> **EXERCISE GOAL**
Reproduce the material exactly, omitting nothing.

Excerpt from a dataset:
>>>
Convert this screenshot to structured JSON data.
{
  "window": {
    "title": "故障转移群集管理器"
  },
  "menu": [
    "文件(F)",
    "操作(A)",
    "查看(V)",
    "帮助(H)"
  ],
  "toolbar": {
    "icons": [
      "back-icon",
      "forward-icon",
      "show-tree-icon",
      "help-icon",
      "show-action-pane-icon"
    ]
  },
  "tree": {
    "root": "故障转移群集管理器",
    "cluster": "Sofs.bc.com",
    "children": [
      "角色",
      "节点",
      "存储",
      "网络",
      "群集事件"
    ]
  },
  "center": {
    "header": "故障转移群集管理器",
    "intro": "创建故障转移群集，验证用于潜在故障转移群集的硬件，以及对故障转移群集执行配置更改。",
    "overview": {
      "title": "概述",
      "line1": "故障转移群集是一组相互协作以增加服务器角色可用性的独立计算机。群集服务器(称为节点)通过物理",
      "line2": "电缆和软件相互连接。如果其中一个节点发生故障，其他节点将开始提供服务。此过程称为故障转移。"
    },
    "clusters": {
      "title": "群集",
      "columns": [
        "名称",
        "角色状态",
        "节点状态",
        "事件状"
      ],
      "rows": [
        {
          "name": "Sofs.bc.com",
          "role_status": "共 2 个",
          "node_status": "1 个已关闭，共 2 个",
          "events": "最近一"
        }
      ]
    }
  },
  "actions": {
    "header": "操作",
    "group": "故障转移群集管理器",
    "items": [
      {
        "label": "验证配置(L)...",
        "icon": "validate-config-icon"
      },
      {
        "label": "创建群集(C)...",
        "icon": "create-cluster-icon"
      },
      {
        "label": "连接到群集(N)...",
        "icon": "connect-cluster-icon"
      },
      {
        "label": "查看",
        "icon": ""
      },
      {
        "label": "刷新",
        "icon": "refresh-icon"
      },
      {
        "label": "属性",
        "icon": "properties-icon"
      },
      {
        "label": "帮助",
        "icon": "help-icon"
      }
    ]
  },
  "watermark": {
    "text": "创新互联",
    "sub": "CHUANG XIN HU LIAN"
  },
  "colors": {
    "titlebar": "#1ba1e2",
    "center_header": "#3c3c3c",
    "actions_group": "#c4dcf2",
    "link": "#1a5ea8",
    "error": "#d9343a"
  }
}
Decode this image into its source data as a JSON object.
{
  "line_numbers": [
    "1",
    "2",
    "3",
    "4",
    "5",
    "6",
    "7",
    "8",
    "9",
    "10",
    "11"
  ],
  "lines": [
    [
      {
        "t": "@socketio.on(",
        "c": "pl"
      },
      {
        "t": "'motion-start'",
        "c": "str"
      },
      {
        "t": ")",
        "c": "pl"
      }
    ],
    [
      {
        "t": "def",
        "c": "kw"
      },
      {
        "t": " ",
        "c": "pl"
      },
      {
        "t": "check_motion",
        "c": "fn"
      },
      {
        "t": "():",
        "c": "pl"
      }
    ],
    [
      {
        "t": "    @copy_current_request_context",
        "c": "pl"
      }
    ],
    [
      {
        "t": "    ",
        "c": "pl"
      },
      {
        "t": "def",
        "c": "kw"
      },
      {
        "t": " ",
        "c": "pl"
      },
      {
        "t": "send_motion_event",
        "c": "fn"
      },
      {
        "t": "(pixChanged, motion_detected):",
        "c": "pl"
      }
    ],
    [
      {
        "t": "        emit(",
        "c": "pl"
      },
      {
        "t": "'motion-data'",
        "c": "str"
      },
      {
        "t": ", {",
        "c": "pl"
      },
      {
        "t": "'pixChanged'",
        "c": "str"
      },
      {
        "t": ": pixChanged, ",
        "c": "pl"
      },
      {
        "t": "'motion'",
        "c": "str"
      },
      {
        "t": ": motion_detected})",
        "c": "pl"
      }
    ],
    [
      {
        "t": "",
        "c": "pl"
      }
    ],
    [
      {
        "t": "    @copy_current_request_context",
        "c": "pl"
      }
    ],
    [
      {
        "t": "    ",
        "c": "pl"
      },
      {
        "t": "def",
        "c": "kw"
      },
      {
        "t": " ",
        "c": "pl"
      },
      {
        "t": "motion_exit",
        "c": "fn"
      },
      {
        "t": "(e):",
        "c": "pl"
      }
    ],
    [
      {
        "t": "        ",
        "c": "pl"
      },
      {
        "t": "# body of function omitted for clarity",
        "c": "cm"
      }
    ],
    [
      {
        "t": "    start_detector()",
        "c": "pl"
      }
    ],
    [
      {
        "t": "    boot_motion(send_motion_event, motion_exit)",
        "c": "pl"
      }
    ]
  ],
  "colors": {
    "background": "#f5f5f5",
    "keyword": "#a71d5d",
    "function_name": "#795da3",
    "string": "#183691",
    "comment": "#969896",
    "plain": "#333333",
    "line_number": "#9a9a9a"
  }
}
<<<
> **RESPONSE**
Convert this screenshot to structured JSON data.
{
  "window": {
    "title": "故障转移群集管理器"
  },
  "menu": [
    "文件(F)",
    "操作(A)",
    "查看(V)",
    "帮助(H)"
  ],
  "toolbar": {
    "icons": [
      "back-icon",
      "forward-icon",
      "show-tree-icon",
      "help-icon",
      "show-action-pane-icon"
    ]
  },
  "tree": {
    "root": "故障转移群集管理器",
    "cluster": "Sofs.bc.com",
    "children": [
      "角色",
      "节点",
      "存储",
      "网络",
      "群集事件"
    ]
  },
  "center": {
    "header": "故障转移群集管理器",
    "intro": "创建故障转移群集，验证用于潜在故障转移群集的硬件，以及对故障转移群集执行配置更改。",
    "overview": {
      "title": "概述",
      "line1": "故障转移群集是一组相互协作以增加服务器角色可用性的独立计算机。群集服务器(称为节点)通过物理",
      "line2": "电缆和软件相互连接。如果其中一个节点发生故障，其他节点将开始提供服务。此过程称为故障转移。"
    },
    "clusters": {
      "title": "群集",
      "columns": [
        "名称",
        "角色状态",
        "节点状态",
        "事件状"
      ],
      "rows": [
        {
          "name": "Sofs.bc.com",
          "role_status": "共 2 个",
          "node_status": "1 个已关闭，共 2 个",
          "events": "最近一"
        }
      ]
    }
  },
  "actions": {
    "header": "操作",
    "group": "故障转移群集管理器",
    "items": [
      {
        "label": "验证配置(L)...",
        "icon": "validate-config-icon"
      },
      {
        "label": "创建群集(C)...",
        "icon": "create-cluster-icon"
      },
      {
        "label": "连接到群集(N)...",
        "icon": "connect-cluster-icon"
      },
      {
        "label": "查看",
        "icon": ""
      },
      {
        "label": "刷新",
        "icon": "refresh-icon"
      },
      {
        "label": "属性",
        "icon": "properties-icon"
      },
      {
        "label": "帮助",
        "icon": "help-icon"
      }
    ]
  },
  "watermark": {
    "text": "创新互联",
    "sub": "CHUANG XIN HU LIAN"
  },
  "colors": {
    "titlebar": "#1ba1e2",
    "center_header": "#3c3c3c",
    "actions_group": "#c4dcf2",
    "link": "#1a5ea8",
    "error": "#d9343a"
  }
}
Decode this image into its source data as a JSON object.
{
  "line_numbers": [
    "1",
    "2",
    "3",
    "4",
    "5",
    "6",
    "7",
    "8",
    "9",
    "10",
    "11"
  ],
  "lines": [
    [
      {
        "t": "@socketio.on(",
        "c": "pl"
      },
      {
        "t": "'motion-start'",
        "c": "str"
      },
      {
        "t": ")",
        "c": "pl"
      }
    ],
    [
      {
        "t": "def",
        "c": "kw"
      },
      {
        "t": " ",
        "c": "pl"
      },
      {
        "t": "check_motion",
        "c": "fn"
      },
      {
        "t": "():",
        "c": "pl"
      }
    ],
    [
      {
        "t": "    @copy_current_request_context",
        "c": "pl"
      }
    ],
    [
      {
        "t": "    ",
        "c": "pl"
      },
      {
        "t": "def",
        "c": "kw"
      },
      {
        "t": " ",
        "c": "pl"
      },
      {
        "t": "send_motion_event",
        "c": "fn"
      },
      {
        "t": "(pixChanged, motion_detected):",
        "c": "pl"
      }
    ],
    [
      {
        "t": "        emit(",
        "c": "pl"
      },
      {
        "t": "'motion-data'",
        "c": "str"
      },
      {
        "t": ", {",
        "c": "pl"
      },
      {
        "t": "'pixChanged'",
        "c": "str"
      },
      {
        "t": ": pixChanged, ",
        "c": "pl"
      },
      {
        "t": "'motion'",
        "c": "str"
      },
      {
        "t": ": motion_detected})",
        "c": "pl"
      }
    ],
    [
      {
        "t": "",
        "c": "pl"
      }
    ],
    [
      {
        "t": "    @copy_current_request_context",
        "c": "pl"
      }
    ],
    [
      {
        "t": "    ",
        "c": "pl"
      },
      {
        "t": "def",
        "c": "kw"
      },
      {
        "t": " ",
        "c": "pl"
      },
      {
        "t": "motion_exit",
        "c": "fn"
      },
      {
        "t": "(e):",
        "c": "pl"
      }
    ],
    [
      {
        "t": "        ",
        "c": "pl"
      },
      {
        "t": "# body of function omitted for clarity",
        "c": "cm"
      }
    ],
    [
      {
        "t": "    start_detector()",
        "c": "pl"
      }
    ],
    [
      {
        "t": "    boot_motion(send_motion_event, motion_exit)",
        "c": "pl"
      }
    ]
  ],
  "colors": {
    "background": "#f5f5f5",
    "keyword": "#a71d5d",
    "function_name": "#795da3",
    "string": "#183691",
    "comment": "#969896",
    "plain": "#333333",
    "line_number": "#9a9a9a"
  }
}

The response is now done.